2.5.1. Weights Calculated the Coefficient of Variation Method

The Coefficient of Variation (CV) method is a method that directly uses the information contained in each indicator to obtain the weight of the indicator by calculation. It is an objective weighting method. The basic approach of this method is that in the evaluation index system, the indicators that have a greater variation in the value of the indicators, that is, the more difficult to achieve the indicators, such indicators are more reflective of the gaps in the evaluated units. The CV value is calculated as follows.

• Standardization of the original data through Min-Max method:

Positive indicator:

$$a_{ij}=\frac{x_{ij}-\min \left(x_j\right)}{\max \left(x_j\right)-\min \left(x_j\right)}$$

(1)

Negative indicator:

$$a_{ij}=\frac{\max \left(x_j\right)-x_{ij}}{\max \left(x_j\right)-\min \left(x_j\right)}$$

(2)

where $a_{ij}$—standardized value, $x_{ij}$—original indicator value; $\max \left(x_j\right)$, $\min \left(x_j\right)$ —maximum and minimum values, respectively, of the original indicator.

2.

Calculate the mean and standard deviation of each indicator:

$$\overline{X_J}=\frac{1}{n}{\displaystyle \sum }_{i=1}^n{x}_{ij}$$

(3)

$$S_j^2=\frac{1}{n-1}{\displaystyle \sum }_{i=1}^n{\left(x_{ij}-\overline{X_j}\right)}^2$$

(4)

3.

The CV of each indicator:

$$C_v=S_j/\overline{X_j}$$

(5)

4.

The weights of each indicator:

$${\omega }_j=C_v/{\displaystyle \sum }_{j=1}^p{C}_v$$

(6)

The CV weight calculation results of the 14 factors are presented in Table 4.

2.5.2. Weights Calculated with ANP Method

The subjective empowerment method uses the Analytic Network Process (ANP), which is a further extension of the Analytic Hierarchy Process (AHP) [43]. The traditional hierarchical analysis method is widely used, but in the eco-geological environment system, the indicators are not completely independent of each other [44]. Therefore, compared with the hierarchical analysis method, the network analysis method more reasonably considers the interaction between factors or adjacent levels. ANP is divided into the following steps.

• Network construction based on goal and criteria:

A typical ANP network is shown in Figure 4, which consists of two parts: one is the control layer, and the other is the network layer, which is built based on the criteria of the control layer and reflects how the elements or groups of elements in the network interact with each other under the corresponding goal and criteria. In addition, ANP can build subnets according to each criterion, and each subnet is composed of groups of elements that reflect the corresponding control criteria.

SUPPLIED RECORDS.

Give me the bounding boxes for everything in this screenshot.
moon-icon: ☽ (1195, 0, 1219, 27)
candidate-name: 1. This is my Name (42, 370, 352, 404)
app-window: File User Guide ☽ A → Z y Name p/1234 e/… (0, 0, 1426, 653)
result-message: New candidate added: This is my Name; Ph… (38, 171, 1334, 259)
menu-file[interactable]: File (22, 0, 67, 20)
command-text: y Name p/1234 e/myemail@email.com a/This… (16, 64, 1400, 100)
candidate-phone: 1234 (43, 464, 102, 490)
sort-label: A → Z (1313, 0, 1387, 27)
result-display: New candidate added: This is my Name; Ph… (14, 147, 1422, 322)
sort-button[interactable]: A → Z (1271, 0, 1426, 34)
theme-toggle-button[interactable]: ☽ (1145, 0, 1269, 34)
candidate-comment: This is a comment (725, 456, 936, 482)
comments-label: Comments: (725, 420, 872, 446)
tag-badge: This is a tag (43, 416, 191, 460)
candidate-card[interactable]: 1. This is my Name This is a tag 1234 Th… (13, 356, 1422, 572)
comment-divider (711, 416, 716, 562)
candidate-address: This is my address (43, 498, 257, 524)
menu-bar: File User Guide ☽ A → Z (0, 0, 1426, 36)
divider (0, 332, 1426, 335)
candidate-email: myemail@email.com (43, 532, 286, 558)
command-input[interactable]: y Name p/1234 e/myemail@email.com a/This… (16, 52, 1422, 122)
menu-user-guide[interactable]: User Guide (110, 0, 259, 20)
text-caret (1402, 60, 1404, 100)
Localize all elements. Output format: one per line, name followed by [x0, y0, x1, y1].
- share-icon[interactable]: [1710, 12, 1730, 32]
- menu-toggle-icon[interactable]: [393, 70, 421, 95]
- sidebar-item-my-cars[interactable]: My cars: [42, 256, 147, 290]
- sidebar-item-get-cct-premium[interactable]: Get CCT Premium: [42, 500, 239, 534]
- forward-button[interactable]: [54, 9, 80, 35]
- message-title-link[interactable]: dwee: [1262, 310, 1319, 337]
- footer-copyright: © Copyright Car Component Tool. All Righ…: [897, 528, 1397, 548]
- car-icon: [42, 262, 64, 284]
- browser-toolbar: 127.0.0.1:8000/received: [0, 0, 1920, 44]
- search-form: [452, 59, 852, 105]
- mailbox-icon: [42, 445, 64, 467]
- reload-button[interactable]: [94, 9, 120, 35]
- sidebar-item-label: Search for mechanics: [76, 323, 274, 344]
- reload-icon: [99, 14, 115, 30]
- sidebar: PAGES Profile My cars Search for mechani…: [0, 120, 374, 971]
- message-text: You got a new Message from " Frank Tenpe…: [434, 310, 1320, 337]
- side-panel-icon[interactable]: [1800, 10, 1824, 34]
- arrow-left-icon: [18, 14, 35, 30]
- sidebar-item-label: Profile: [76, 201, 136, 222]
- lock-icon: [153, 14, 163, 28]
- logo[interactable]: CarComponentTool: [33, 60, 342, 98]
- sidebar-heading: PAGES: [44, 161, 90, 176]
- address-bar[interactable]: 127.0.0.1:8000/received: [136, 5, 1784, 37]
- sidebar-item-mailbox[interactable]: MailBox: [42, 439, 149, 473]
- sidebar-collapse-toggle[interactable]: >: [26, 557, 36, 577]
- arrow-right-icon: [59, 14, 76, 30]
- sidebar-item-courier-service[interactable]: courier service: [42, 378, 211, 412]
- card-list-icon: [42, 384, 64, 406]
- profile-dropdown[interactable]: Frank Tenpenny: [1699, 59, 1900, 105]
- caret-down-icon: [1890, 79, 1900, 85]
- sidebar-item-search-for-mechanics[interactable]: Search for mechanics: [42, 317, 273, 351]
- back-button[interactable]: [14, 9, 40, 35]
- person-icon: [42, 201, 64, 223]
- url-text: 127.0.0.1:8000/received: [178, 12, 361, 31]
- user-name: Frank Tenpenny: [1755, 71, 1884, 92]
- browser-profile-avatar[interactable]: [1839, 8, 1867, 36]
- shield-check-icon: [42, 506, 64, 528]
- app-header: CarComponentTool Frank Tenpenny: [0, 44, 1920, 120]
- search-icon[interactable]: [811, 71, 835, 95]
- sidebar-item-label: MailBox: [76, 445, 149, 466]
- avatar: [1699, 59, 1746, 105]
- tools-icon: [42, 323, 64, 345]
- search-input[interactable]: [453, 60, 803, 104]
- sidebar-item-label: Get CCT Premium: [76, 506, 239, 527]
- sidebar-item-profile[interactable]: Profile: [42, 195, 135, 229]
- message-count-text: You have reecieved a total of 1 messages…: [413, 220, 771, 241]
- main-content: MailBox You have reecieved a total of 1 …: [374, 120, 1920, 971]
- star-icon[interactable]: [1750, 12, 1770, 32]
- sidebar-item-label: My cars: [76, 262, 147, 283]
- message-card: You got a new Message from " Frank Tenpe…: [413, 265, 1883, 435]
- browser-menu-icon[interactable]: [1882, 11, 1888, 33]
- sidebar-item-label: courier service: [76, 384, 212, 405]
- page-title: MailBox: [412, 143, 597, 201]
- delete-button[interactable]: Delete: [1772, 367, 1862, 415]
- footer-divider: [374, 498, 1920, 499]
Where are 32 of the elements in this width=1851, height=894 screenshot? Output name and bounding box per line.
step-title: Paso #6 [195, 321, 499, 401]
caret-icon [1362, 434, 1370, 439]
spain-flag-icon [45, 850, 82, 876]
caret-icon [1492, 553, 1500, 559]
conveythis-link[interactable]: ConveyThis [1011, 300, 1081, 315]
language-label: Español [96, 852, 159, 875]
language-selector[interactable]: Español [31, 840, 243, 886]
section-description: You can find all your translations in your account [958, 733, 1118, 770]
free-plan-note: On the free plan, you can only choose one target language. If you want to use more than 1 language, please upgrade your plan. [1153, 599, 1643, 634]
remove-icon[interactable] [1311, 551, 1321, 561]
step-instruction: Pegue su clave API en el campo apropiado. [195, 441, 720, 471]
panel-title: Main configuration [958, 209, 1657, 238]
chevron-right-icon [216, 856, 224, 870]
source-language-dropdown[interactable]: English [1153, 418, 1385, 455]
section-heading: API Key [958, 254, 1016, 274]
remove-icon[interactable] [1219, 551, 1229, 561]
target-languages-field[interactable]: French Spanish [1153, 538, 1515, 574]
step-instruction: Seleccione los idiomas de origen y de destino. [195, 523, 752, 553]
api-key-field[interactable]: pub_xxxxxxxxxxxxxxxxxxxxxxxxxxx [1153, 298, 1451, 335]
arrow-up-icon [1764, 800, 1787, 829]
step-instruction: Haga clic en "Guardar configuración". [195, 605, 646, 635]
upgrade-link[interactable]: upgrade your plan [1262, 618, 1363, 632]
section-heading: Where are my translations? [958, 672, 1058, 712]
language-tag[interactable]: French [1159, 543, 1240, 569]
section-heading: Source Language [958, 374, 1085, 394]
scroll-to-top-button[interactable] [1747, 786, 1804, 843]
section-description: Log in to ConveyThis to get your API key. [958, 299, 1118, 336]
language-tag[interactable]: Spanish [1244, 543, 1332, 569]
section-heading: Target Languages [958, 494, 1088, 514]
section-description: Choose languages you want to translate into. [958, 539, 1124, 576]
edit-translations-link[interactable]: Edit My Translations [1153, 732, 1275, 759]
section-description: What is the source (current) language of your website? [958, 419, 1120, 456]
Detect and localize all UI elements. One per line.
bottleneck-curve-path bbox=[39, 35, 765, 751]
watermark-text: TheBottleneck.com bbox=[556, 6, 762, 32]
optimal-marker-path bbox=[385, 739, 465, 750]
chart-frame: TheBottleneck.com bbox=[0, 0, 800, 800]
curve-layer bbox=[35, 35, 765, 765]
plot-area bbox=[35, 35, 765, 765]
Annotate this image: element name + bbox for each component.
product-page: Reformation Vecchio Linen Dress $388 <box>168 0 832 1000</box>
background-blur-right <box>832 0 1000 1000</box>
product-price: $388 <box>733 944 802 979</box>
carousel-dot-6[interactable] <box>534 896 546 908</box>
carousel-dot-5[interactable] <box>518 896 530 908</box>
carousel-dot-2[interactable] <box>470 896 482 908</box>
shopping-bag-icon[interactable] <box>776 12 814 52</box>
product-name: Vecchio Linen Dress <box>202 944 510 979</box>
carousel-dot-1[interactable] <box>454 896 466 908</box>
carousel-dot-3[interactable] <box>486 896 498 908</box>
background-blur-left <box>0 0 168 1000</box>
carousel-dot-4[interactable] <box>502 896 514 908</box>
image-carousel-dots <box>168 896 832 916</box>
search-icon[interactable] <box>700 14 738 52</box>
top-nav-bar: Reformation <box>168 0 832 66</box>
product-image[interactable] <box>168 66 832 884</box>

WHAT TO WORK ON.
A - Answer these from the weighting methods text:
(i) Which method standardizes the original data?
(ii) How many factors have CV weight results presented in Table 4?
(iii) The Analytic Network Process is a further extension of which process?
B - Quote the weighting methods text from "The CV weight" to "the following steps.".

SOLUTION SET.
A -
(i) The Min-Max method.
(ii) 14.
(iii) The Analytic Hierarchy Process (AHP).

B -
The CV weight calculation results of the 14 factors are presented in Table 4.

2.5.2. Weights Calculated with ANP Method

The subjective empowerment method uses the Analytic Network Process (ANP), which is a further extension of the Analytic Hierarchy Process (AHP) [43]. The traditional hierarchical analysis method is widely used, but in the eco-geological environment system, the indicators are not completely independent of each other [44]. Therefore, compared with the hierarchical analysis method, the network analysis method more reasonably considers the interaction between factors or adjacent levels. ANP is divided into the following steps.